Data records
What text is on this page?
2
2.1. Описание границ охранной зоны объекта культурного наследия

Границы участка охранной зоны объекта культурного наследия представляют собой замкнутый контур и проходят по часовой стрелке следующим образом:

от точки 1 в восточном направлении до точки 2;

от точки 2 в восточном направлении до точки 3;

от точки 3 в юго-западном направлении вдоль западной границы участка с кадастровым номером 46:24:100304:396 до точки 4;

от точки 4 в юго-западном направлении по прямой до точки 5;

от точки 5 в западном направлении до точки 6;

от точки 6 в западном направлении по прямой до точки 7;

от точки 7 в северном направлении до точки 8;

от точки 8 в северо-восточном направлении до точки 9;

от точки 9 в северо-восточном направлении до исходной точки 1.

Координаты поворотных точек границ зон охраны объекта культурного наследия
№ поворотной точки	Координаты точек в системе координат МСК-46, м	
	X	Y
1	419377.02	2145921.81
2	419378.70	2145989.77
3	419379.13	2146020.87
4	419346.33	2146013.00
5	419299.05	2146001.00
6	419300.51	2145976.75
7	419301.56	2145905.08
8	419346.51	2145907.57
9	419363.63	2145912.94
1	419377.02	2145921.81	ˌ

--

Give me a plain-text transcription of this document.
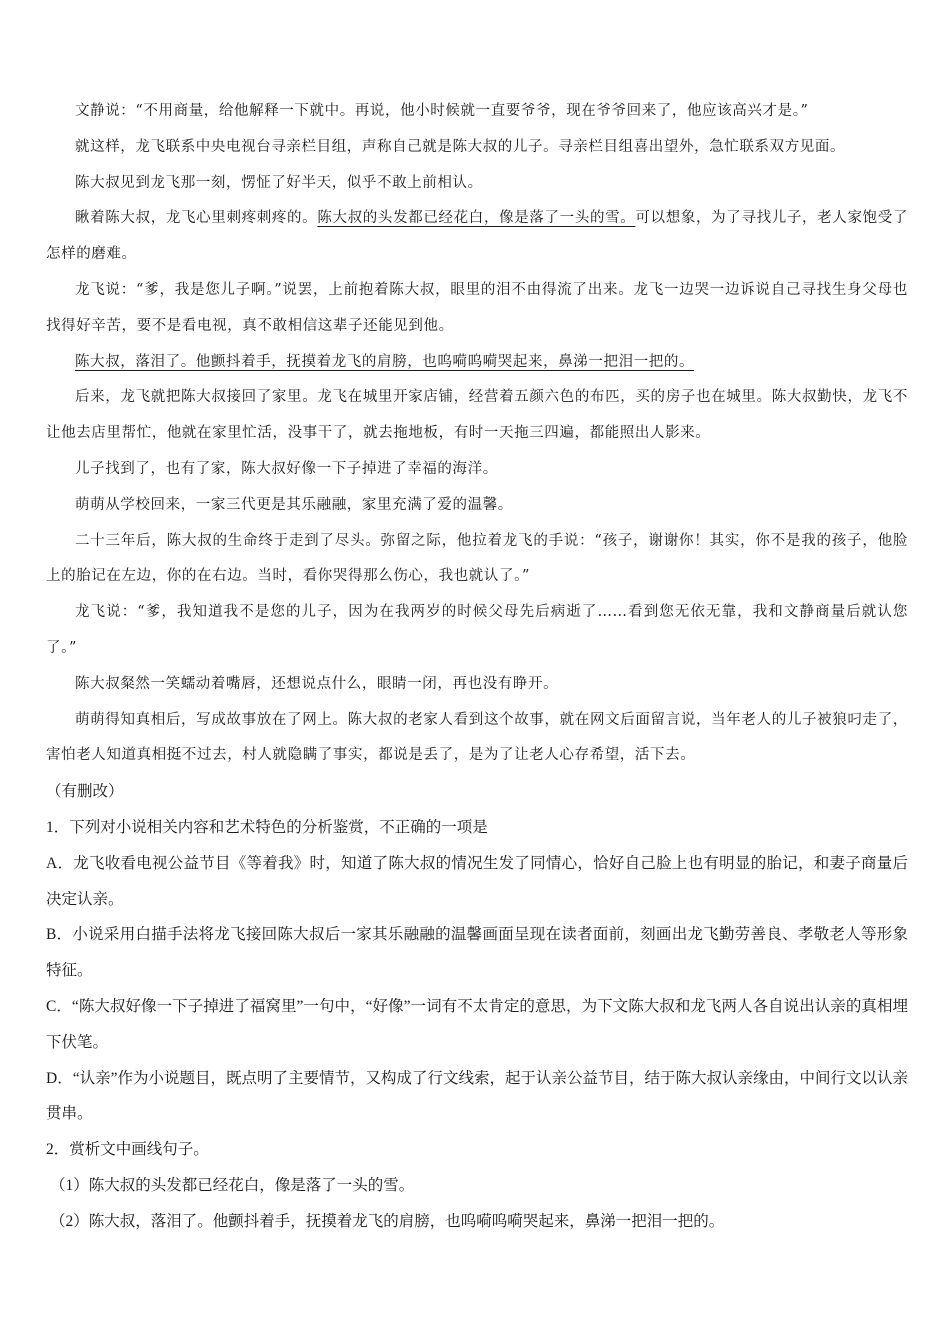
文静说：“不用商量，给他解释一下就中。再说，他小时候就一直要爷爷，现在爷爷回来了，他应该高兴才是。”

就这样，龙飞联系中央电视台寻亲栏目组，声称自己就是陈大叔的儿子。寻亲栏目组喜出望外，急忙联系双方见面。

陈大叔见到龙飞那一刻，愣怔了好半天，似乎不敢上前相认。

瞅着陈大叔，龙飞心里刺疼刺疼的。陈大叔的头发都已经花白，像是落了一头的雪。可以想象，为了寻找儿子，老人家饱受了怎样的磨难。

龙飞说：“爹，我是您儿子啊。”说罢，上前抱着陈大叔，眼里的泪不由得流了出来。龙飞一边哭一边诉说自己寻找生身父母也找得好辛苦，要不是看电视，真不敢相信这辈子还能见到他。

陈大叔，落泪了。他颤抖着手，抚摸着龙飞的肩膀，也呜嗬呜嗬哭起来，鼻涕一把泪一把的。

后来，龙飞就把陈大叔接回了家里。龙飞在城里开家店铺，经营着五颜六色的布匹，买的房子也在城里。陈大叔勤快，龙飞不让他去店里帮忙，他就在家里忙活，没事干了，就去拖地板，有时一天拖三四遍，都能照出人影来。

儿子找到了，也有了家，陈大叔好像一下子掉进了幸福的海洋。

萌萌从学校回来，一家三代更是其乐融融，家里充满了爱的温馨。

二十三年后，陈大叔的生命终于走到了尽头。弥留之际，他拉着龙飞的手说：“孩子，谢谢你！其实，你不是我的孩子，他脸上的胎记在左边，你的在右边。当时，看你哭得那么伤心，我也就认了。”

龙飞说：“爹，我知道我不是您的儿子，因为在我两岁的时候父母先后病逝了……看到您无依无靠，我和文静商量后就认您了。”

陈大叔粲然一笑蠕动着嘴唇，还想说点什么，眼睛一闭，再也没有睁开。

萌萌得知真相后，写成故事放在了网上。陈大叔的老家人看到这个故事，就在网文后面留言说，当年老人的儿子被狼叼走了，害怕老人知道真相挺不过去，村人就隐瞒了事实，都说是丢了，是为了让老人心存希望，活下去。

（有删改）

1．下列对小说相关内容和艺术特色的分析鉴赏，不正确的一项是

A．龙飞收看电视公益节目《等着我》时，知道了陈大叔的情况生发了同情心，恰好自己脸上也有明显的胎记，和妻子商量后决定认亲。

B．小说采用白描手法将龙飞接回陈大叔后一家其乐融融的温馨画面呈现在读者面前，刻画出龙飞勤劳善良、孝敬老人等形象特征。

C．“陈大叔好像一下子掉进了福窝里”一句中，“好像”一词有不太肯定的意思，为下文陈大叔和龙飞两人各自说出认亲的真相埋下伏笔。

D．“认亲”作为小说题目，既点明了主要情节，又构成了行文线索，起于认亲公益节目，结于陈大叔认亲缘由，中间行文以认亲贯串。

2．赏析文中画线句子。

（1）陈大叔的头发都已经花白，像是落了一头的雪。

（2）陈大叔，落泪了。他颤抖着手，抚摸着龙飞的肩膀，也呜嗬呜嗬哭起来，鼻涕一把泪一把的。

__Stated problem__
Give only a number: how many lines of the data hold the string "зоны"?

__Task response__
2